■ Supplied entries ■

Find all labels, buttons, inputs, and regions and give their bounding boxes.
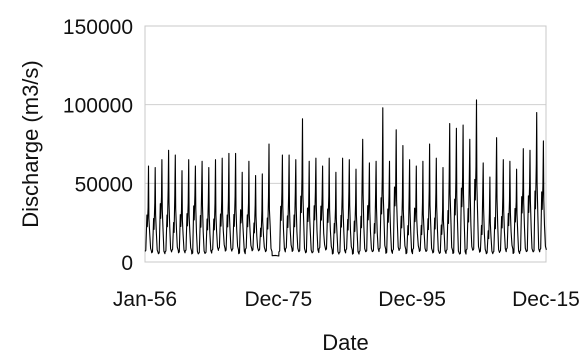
y-tick-label: 100000 xyxy=(63,95,133,118)
x-tick-label: Dec-75 xyxy=(244,288,312,311)
y-axis-ticks: 0 50000 100000 150000 xyxy=(63,16,133,275)
x-axis-title: Date xyxy=(322,330,368,355)
x-tick-label: Dec-15 xyxy=(512,288,579,311)
x-tick-label: Jan-56 xyxy=(113,288,177,311)
gridlines xyxy=(145,104,546,184)
y-tick-label: 150000 xyxy=(63,16,133,39)
y-tick-label: 50000 xyxy=(75,173,133,196)
y-axis-title: Discharge (m3/s) xyxy=(18,60,43,227)
discharge-series-line xyxy=(144,99,547,257)
x-tick-label: Dec-95 xyxy=(378,288,446,311)
x-axis-ticks: Jan-56 Dec-75 Dec-95 Dec-15 xyxy=(113,288,579,311)
plot-area xyxy=(144,25,547,263)
y-tick-label: 0 xyxy=(121,252,133,275)
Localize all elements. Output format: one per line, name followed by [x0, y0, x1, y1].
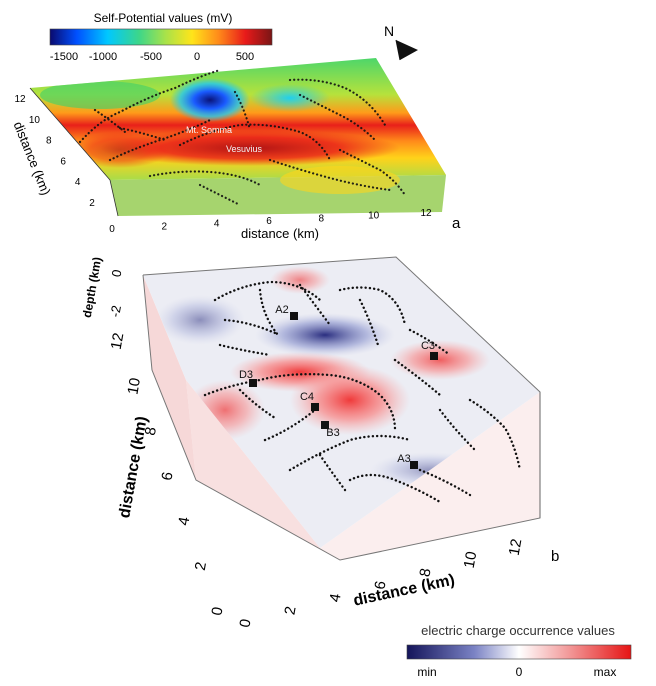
panel-b-x-tick: 0 — [236, 618, 254, 629]
panel-b-y-tick: 2 — [192, 561, 210, 572]
panel-b-x-tick: 6 — [371, 580, 389, 591]
panel-b-depth-tick: 0 — [109, 268, 125, 278]
panel-b-depth-label: depth (km) — [80, 256, 104, 319]
panel-b-x-label: distance (km) — [352, 572, 456, 610]
panel-a-x-tick: 0 — [109, 224, 115, 235]
sample-point-marker — [321, 421, 329, 429]
panel-a-y-tick: 4 — [75, 177, 81, 188]
panel-a-y-tick: 2 — [89, 198, 95, 209]
panel-b-x-tick: 2 — [281, 605, 299, 616]
panel-b-y-tick: 0 — [208, 606, 226, 617]
sample-point-marker — [410, 461, 418, 469]
panel-a-y-label: distance (km) — [11, 119, 54, 197]
colorbar-b-title: electric charge occurrence values — [421, 623, 615, 638]
panel-a-y-tick: 12 — [14, 94, 26, 105]
panel-a-x-tick: 10 — [368, 211, 380, 222]
colorbar-a-tick: 500 — [236, 51, 254, 63]
sample-point-marker — [290, 312, 298, 320]
colorbar-a-tick: -500 — [140, 51, 162, 63]
panel-a-y-tick: 6 — [60, 156, 66, 167]
sp-surface-panel: Mt. Somma Vesuvius — [29, 58, 446, 217]
panel-a-x-label: distance (km) — [241, 226, 319, 241]
panel-a-y-tick: 10 — [29, 115, 41, 126]
colorbar-a-tick: -1000 — [89, 51, 117, 63]
sample-point-label: A3 — [397, 453, 410, 465]
sample-point-label: B3 — [326, 427, 339, 439]
panel-a-x-ticks: 0 2 4 6 8 10 12 — [109, 208, 432, 235]
north-label: N — [384, 23, 394, 39]
panel-a-x-tick: 4 — [214, 219, 220, 230]
sample-point-marker — [249, 379, 257, 387]
panel-a-x-tick: 6 — [266, 216, 272, 227]
colorbar-b-min: min — [417, 665, 436, 679]
north-arrow-icon: N — [384, 23, 418, 61]
panel-b-x-tick: 4 — [326, 592, 344, 603]
panel-b-y-tick: 12 — [108, 332, 128, 351]
sample-point-label: C4 — [300, 391, 314, 403]
sample-point-marker — [430, 352, 438, 360]
panel-b-y-label: distance (km) — [116, 415, 151, 520]
charge-block-panel: A2 C3 D3 C4 B3 A3 — [142, 256, 541, 561]
panel-b-x-tick: 12 — [506, 538, 526, 557]
panel-b-y-ticks: 0 2 4 6 8 10 12 — [108, 332, 227, 617]
colorbar-a-title: Self-Potential values (mV) — [94, 11, 233, 25]
label-mt-somma: Mt. Somma — [186, 125, 232, 135]
panel-b-depth-ticks: 0 -2 — [107, 268, 124, 318]
panel-b-y-tick: 10 — [124, 377, 144, 396]
sample-point-marker — [311, 403, 319, 411]
colorbar-b-zero: 0 — [516, 665, 523, 679]
panel-b-y-tick: 8 — [142, 426, 160, 437]
sample-point-label: D3 — [239, 369, 253, 381]
panel-b-depth-tick: -2 — [107, 304, 124, 318]
colorbar-b-max: max — [594, 665, 617, 679]
sample-points: A2 C3 D3 C4 B3 A3 — [239, 304, 438, 469]
panel-a-letter: a — [452, 215, 461, 232]
colorbar-a-tick: -1500 — [50, 51, 78, 63]
sample-point-label: A2 — [275, 304, 288, 316]
panel-a-x-tick: 2 — [162, 221, 168, 232]
colorbar-a-tick: 0 — [194, 51, 200, 63]
colorbar-a — [49, 28, 273, 46]
panel-a-x-tick: 8 — [319, 213, 325, 224]
sample-point-label: C3 — [421, 340, 435, 352]
colorbar-a-ticks: -1500 -1000 -500 0 500 — [50, 51, 254, 63]
panel-b-x-tick: 10 — [461, 550, 481, 569]
panel-a-x-tick: 12 — [420, 208, 432, 219]
panel-b-letter: b — [551, 548, 559, 565]
panel-a-y-tick: 8 — [46, 136, 52, 147]
panel-b-x-ticks: 0 2 4 6 8 10 12 — [236, 538, 525, 629]
colorbar-b — [406, 644, 632, 660]
panel-b-x-tick: 8 — [416, 567, 434, 578]
panel-b-y-tick: 4 — [175, 516, 193, 527]
label-vesuvius: Vesuvius — [226, 144, 263, 154]
panel-b-y-tick: 6 — [158, 471, 176, 482]
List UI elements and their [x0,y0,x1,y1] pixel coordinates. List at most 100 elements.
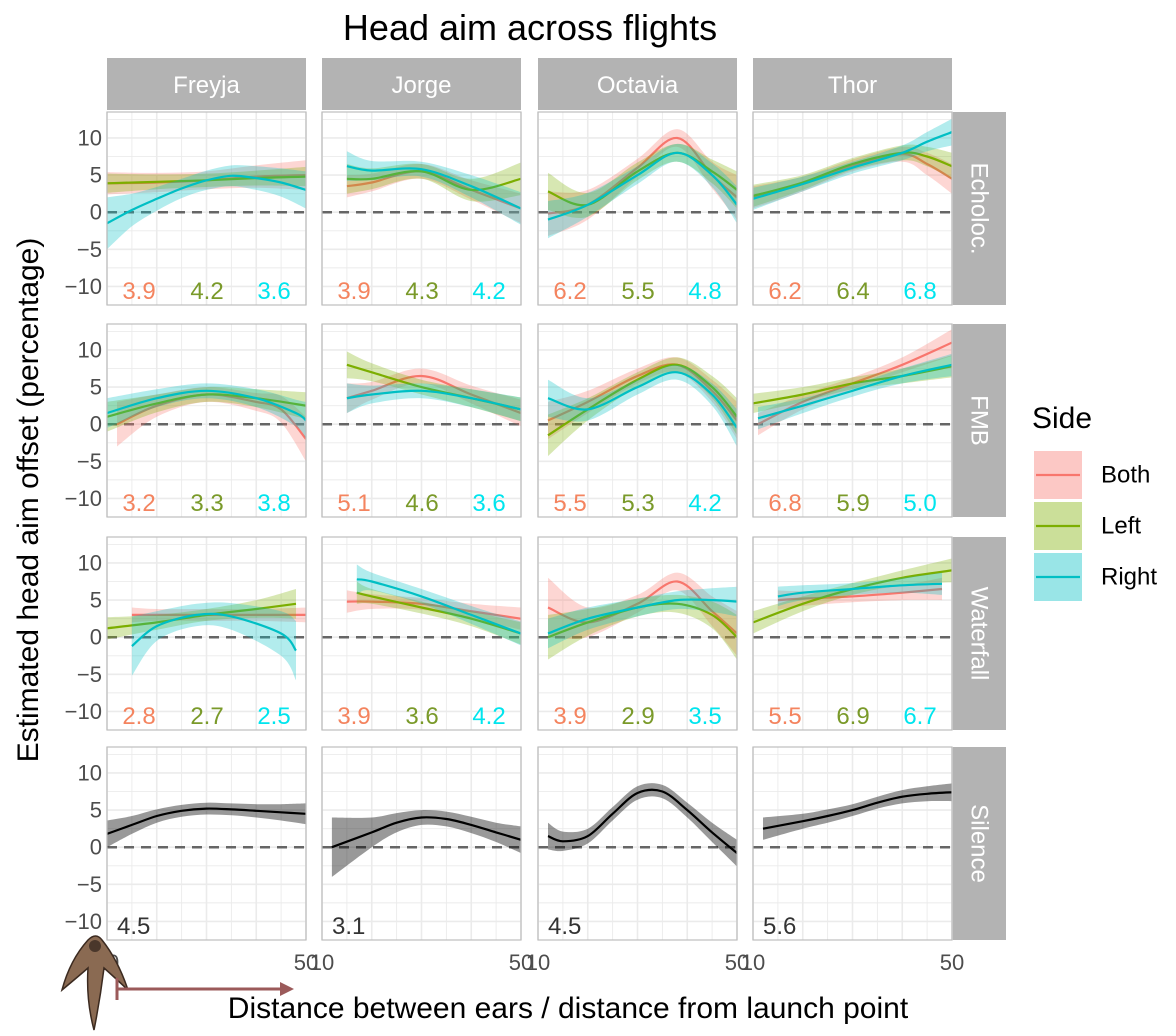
stat-label-left: 4.6 [405,490,438,517]
panel-waterfall-freyja: 2.8 2.7 2.5 [106,536,307,731]
y-tick-label: −10 [65,274,102,299]
stat-label-both: 6.8 [768,490,801,517]
series-line-both [547,580,737,635]
panel-border [537,536,738,731]
series-line-right [107,174,306,225]
confidence-band-both [117,387,306,462]
row-strip-fmb [952,324,1006,517]
stat-label-both: 5.5 [553,490,586,517]
stat-label-left: 4.2 [190,278,223,305]
x-tick-label: 10 [310,950,334,975]
column-strip-label: Octavia [597,72,679,99]
stat-label-both: 5.1 [337,490,370,517]
stat-label-right: 6.7 [903,703,936,730]
series-line-both [116,393,306,440]
confidence-band-right [548,586,737,649]
x-tick-label: 50 [294,950,318,975]
stat-label-right: 6.8 [903,278,936,305]
panel-fmb-freyja: 3.2 3.3 3.8 [106,323,307,518]
panel-silence-thor: 5.6 [752,746,953,941]
x-axis-title: Distance between ears / distance from la… [228,992,909,1025]
confidence-band-right [131,602,296,681]
series-line-left [107,393,306,418]
x-tick-label: 50 [509,950,533,975]
confidence-band-left [346,162,521,202]
y-tick-label: 5 [90,798,102,823]
y-tick-label: 0 [90,200,102,225]
y-tick-label: −5 [77,237,102,262]
legend-entry-left: Left [1034,502,1141,550]
stat-label-both: 6.2 [553,278,586,305]
legend-label: Both [1101,462,1150,489]
panel-border [106,323,307,518]
stat-label-left: 2.9 [621,703,654,730]
row-strip-echoloc [952,112,1006,305]
stat-label-right: 4.2 [688,490,721,517]
panel-fmb-octavia: 5.5 5.3 4.2 [537,323,738,518]
row-strip-label: Waterfall [966,587,993,681]
stat-label-right: 4.2 [472,278,505,305]
x-tick-label: 10 [526,950,550,975]
stat-label-silence: 4.5 [117,913,150,940]
y-tick-label: 10 [78,125,102,150]
series-line-left [753,151,952,197]
series-line-right [346,165,521,210]
stat-label-left: 6.9 [836,703,869,730]
chart-title: Head aim across flights [343,7,717,48]
panel-waterfall-jorge: 3.9 3.6 4.2 [321,536,522,731]
panel-border [537,323,738,518]
series-line-left [346,170,521,192]
panel-waterfall-octavia: 3.9 2.9 3.5 [537,536,738,731]
x-tick-label: 50 [725,950,749,975]
legend: Side Both Left Right [1032,402,1157,601]
legend-label: Right [1101,564,1157,591]
confidence-band-left [346,351,521,422]
panel-border [321,536,522,731]
panel-border [752,746,953,941]
confidence-band-silence [331,810,521,877]
row-strip-waterfall [952,537,1006,730]
series-line-right [107,389,306,422]
y-tick-label: 0 [90,625,102,650]
x-tick-label: 10 [741,950,765,975]
y-axis-title: Estimated head aim offset (percentage) [12,238,45,763]
panel-echoloc-jorge: 3.9 4.3 4.2 [321,111,522,306]
row-strip-label: Silence [966,804,993,883]
stat-label-left: 5.5 [621,278,654,305]
stat-label-left: 3.3 [190,490,223,517]
y-tick-label: 0 [90,835,102,860]
y-tick-label: −5 [77,872,102,897]
panel-silence-jorge: 3.1 [321,746,522,941]
distance-arrow [115,978,294,1000]
legend-label: Left [1101,513,1141,540]
series-line-both [777,587,943,602]
stat-label-both: 5.5 [768,703,801,730]
panel-border [106,746,307,941]
panel-fmb-thor: 6.8 5.9 5.0 [752,323,953,518]
stat-label-silence: 3.1 [332,913,365,940]
confidence-band-both [107,160,306,195]
stat-label-left: 3.6 [405,703,438,730]
panel-border [106,111,307,306]
x-tick-label: 50 [940,950,964,975]
panel-echoloc-thor: 6.2 6.4 6.8 [752,111,953,306]
stat-label-left: 5.9 [836,490,869,517]
stat-label-silence: 5.6 [763,913,796,940]
series-line-right [547,598,737,635]
confidence-band-both [346,163,521,224]
y-tick-label: −10 [65,699,102,724]
panel-border [321,746,522,941]
series-line-right [547,371,737,429]
stat-label-right: 3.5 [688,703,721,730]
y-tick-label: 10 [78,760,102,785]
series-line-silence [331,816,521,849]
panel-echoloc-freyja: 3.9 4.2 3.6 [106,111,307,306]
panel-border [752,323,953,518]
stat-label-both: 3.9 [337,278,370,305]
series-line-right [777,582,943,598]
confidence-band-right [758,353,952,430]
legend-entry-right: Right [1034,553,1157,601]
confidence-band-right [356,564,521,646]
y-tick-label: −10 [65,486,102,511]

■ Task to complete ■
Write out again the lines starting with the line that contains "stat-label-left: 4.6 [405,490,438,517]" and going on through the line that contains "x-tick-label: 10 [310,950,334,975]", switching "panel-border" to "panel-frame" and leaving everything else unchanged.

■ Finished answer ■
stat-label-left: 4.6 [405,490,438,517]
panel-waterfall-freyja: 2.8 2.7 2.5 [106,536,307,731]
y-tick-label: −10 [65,274,102,299]
stat-label-both: 6.8 [768,490,801,517]
series-line-both [547,580,737,635]
panel-frame [537,536,738,731]
series-line-right [107,174,306,225]
confidence-band-both [117,387,306,462]
row-strip-fmb [952,324,1006,517]
stat-label-both: 5.5 [553,490,586,517]
stat-label-left: 4.2 [190,278,223,305]
x-tick-label: 10 [310,950,334,975]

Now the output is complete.